* TRAVAIL À FAIRE *
A) Relevez toutes les personnes nommées dans l'article sur Romy Schneider.
B) Répondez aux questions suivantes à partir de l'article sur Romy Schneider.
(i) Quel anniversaire Romy Schneider aurait-elle fêté le 23 septembre 2018 ?
(ii) Chez quel éditeur paraît le livre intitulé « Romy » ?
(iii) En quelle année a eu lieu l'exposition consacrée à Romy Schneider dont Jean-Pierre Lavoignat était commissaire ?

* EXTRAIT DU DOCUMENT *
------

Source : Le Figaro - 23 septembre 2018
INTERVIEW - Romy Schneider aurait eu 80 ans aujourd'hui. Loin des biographies racoleuses qui surinterprètent son âme tourmentée, le journaliste Jean-Pierre Lavoignat et Sarah Biasini, la fille de l'actrice, sortent un livre sobrement intitulé "Romy". Dans cet ouvrage bellement enrichi de photos rares, il revient sur l'essentiel, la force subtile de son jeu.
23 septembre 2018, Romy Schneider aurait fêté aujourd'hui son 80e anniversaire. Le temps a passé depuis sa tragique disparition il y a déjà trente-six ans. Et pourtant personne n'a oublié les rôles de femmes à la fois fortes et tourmentées qu'elle joua avec une justesse infinie dans les films de son pygmalion français Claude Sautet.
Afin de lui rendre hommage, sa fille Sarah Biasini, épaulée par le critique cinématographique Jean-Pierre Lavoignat, vient de sortir un joli ouvrage richement documenté, intitulée tout simplement Romy (Flammarion) (NDLR : ré-édition).
Le co-auteur de l'ouvrage Jean-Pierre Lavoignat, commissaire de l'exposition consacrée à Romy Schneider en 2011, a accepté de répondre aux questions du Figaro afin d'éclairer le mystère du charme de l'immense actrice allemande dont le cœur battait pour la France.
LE FIGARO. - Comment vous est venue cette passion pour Romy Schneider ?
Jean-Pierre LAVOIGNAT. - Elle est tout simplement une actrice fascinante. Romy fait partie de notre vie. Petit garçon, j'avais vu les "Sissi", qui sont d'étonnants contes de fées. Et puis, dans la deuxième partie de sa carrière, on découvre dans les films de Sautet une comédienne capable de tout jouer. Elle devient même à travers ses rôles le symbole de la femme moderne des années 70 et 80. Vous savez, il suffit de murmurer Romy et des images nous envahissent
Pourquoi Romy Schneider est-elle toujours aussi présente aujourd'hui ?

------

* DONNÉES EXTRAITES *
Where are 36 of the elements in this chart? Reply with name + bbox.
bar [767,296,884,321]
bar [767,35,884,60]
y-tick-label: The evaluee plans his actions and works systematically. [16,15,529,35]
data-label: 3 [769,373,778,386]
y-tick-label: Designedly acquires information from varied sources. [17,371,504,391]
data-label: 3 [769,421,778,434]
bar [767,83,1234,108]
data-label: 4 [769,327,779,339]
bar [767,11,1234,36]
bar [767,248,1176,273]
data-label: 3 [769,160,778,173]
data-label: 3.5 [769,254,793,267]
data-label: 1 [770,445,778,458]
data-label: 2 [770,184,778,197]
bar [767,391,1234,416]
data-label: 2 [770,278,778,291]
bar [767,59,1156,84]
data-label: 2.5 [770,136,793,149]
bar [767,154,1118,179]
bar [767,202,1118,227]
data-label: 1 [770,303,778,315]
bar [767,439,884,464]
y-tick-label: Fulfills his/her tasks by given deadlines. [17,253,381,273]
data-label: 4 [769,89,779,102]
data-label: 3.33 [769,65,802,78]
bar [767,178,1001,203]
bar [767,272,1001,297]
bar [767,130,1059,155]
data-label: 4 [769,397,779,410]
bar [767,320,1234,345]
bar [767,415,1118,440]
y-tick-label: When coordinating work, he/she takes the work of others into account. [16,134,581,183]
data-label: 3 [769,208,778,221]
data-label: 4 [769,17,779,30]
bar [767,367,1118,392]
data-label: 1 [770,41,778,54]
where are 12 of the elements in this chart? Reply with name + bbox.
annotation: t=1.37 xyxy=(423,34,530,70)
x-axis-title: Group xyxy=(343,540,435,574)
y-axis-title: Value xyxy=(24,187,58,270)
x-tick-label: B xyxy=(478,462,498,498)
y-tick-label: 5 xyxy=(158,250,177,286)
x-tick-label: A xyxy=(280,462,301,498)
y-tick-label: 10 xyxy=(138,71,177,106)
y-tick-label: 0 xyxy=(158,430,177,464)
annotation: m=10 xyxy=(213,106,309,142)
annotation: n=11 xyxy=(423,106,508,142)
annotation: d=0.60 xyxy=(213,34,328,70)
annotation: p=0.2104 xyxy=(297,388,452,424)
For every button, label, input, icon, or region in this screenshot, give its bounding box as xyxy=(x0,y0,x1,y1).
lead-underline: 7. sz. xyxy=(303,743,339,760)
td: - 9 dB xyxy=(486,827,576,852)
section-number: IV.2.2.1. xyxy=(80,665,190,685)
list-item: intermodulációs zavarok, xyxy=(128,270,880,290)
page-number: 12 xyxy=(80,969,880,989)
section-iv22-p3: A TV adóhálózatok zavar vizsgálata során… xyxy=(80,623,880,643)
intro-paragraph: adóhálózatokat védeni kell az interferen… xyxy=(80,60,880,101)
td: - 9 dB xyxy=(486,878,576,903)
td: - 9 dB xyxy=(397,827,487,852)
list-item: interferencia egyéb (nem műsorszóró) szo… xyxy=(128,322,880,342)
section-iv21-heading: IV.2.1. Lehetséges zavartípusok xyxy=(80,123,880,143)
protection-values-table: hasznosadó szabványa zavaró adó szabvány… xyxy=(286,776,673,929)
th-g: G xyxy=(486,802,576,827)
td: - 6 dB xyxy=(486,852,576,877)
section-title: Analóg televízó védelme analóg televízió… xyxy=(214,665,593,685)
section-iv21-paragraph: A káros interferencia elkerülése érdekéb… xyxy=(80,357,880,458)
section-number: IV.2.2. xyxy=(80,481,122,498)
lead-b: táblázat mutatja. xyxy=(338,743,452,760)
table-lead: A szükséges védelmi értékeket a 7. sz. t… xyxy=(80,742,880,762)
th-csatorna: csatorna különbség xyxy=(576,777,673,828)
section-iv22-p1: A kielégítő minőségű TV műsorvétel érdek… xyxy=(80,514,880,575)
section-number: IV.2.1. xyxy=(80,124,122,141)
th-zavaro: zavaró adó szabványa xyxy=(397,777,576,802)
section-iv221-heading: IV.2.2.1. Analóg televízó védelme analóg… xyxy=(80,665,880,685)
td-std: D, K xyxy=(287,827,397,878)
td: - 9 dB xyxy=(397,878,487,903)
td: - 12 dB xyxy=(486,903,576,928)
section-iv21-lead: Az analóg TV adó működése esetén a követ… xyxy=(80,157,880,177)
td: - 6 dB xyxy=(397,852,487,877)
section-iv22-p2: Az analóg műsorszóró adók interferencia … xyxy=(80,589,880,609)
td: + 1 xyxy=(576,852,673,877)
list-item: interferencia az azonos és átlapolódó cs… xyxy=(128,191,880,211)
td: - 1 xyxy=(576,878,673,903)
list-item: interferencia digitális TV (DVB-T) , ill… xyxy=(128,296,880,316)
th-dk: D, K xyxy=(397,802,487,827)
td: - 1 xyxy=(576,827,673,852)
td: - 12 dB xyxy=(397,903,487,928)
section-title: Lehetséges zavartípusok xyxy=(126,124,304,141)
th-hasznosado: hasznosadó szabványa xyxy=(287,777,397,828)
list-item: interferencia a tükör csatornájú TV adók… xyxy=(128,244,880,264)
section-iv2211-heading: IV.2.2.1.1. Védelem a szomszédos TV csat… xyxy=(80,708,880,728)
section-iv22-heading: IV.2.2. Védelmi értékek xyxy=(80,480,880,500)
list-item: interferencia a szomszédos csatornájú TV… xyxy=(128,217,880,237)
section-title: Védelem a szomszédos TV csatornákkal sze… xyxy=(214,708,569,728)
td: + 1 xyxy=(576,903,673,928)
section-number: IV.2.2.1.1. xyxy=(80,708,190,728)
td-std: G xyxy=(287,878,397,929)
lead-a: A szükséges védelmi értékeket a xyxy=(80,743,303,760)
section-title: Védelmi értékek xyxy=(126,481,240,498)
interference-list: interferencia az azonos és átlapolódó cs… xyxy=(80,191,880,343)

------

* CORRIGÉ *
A) Les personnes nommées sont Romy Schneider, Jean-Pierre Lavoignat, Sarah Biasini et Claude Sautet.

B)
(i) Elle aurait fêté son 80e anniversaire.
(ii) Le livre paraît chez Flammarion.
(iii) L'exposition a eu lieu en 2011.